Wherever the string "JSON" appears, copy the whole line.

(Figure record extracts)
* * * * * * * * *
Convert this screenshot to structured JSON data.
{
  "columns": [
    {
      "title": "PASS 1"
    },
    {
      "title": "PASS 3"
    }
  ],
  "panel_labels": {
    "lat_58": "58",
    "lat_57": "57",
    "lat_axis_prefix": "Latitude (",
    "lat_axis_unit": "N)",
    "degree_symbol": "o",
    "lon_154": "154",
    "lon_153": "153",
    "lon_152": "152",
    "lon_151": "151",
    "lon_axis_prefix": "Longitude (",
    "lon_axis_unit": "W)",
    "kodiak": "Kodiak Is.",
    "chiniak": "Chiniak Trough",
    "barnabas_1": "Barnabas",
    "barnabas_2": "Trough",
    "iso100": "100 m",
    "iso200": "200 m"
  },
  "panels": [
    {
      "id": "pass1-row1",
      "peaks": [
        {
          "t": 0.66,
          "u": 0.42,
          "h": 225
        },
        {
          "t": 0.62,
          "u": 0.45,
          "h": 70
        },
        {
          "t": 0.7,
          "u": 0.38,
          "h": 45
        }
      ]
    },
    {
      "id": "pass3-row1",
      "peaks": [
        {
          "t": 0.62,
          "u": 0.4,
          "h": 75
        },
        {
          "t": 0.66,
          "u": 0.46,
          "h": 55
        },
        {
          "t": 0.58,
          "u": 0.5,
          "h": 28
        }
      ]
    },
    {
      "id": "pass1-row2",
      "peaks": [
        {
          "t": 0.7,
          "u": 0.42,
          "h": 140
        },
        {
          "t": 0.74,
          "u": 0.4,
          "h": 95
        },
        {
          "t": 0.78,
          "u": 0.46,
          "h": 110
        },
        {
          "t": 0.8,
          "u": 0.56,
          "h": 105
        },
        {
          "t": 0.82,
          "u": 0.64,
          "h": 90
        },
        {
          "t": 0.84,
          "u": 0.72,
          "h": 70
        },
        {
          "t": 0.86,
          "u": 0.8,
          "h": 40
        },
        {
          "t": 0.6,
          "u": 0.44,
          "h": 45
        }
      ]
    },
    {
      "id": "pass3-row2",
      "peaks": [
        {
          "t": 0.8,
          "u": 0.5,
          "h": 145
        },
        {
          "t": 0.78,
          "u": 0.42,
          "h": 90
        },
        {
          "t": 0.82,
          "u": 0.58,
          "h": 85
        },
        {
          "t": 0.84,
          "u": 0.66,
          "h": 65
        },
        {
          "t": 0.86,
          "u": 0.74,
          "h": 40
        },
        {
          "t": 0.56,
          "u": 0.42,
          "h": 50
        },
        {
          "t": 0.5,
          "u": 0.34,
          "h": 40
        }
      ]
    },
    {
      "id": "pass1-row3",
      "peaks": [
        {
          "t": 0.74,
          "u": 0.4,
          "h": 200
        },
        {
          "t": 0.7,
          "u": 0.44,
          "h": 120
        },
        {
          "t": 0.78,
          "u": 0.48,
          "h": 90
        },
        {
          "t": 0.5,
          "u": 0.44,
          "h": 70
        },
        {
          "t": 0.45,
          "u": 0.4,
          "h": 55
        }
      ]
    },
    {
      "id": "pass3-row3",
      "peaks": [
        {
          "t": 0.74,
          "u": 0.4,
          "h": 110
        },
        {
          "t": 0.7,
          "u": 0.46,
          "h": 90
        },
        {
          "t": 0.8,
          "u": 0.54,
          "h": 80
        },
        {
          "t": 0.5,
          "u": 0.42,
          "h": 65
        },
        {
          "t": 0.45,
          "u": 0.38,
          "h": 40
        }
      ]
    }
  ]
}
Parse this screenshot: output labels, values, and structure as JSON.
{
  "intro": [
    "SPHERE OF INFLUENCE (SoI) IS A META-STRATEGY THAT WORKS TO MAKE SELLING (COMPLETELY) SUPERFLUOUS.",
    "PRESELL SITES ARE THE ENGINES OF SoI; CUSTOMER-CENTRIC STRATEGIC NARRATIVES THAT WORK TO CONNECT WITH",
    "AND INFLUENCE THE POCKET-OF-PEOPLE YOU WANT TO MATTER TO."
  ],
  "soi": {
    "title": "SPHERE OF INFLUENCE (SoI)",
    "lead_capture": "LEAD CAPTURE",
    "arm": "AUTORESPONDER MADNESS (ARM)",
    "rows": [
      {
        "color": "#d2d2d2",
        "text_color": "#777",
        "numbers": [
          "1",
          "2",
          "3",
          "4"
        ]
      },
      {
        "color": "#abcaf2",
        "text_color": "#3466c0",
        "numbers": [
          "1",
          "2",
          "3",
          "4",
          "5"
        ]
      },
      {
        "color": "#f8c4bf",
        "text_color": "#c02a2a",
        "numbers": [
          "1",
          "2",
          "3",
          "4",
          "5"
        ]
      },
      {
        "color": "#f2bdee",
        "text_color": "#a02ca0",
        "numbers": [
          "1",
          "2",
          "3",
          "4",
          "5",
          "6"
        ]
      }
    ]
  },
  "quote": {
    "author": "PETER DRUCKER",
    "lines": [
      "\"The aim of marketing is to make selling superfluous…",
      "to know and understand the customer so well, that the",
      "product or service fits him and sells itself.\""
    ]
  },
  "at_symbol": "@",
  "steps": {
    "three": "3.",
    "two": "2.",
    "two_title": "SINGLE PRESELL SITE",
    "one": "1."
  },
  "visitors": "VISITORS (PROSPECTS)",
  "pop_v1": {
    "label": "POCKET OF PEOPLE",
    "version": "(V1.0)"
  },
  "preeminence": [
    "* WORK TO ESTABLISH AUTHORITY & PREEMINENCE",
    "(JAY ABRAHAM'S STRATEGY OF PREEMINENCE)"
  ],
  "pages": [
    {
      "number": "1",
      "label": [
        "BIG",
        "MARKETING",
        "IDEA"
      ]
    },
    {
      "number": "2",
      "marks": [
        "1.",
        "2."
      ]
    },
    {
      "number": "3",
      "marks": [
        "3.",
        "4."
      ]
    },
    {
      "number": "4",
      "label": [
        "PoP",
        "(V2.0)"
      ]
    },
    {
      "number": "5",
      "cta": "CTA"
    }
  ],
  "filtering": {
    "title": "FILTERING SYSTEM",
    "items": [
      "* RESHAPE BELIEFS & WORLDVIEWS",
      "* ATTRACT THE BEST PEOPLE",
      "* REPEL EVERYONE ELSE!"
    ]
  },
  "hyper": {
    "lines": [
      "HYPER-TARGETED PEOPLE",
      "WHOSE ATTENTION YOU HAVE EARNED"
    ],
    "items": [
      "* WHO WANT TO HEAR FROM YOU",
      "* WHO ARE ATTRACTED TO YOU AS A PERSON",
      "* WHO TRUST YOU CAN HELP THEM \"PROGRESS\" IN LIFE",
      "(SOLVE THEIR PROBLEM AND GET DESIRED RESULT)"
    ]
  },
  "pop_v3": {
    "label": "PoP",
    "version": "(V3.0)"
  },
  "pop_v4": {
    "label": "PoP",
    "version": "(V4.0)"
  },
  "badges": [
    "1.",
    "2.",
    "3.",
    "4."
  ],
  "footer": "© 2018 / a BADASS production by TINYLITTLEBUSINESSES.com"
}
* * * * * * * * *
| Full response |
Convert this screenshot to structured JSON data.
Parse this screenshot: output labels, values, and structure as JSON.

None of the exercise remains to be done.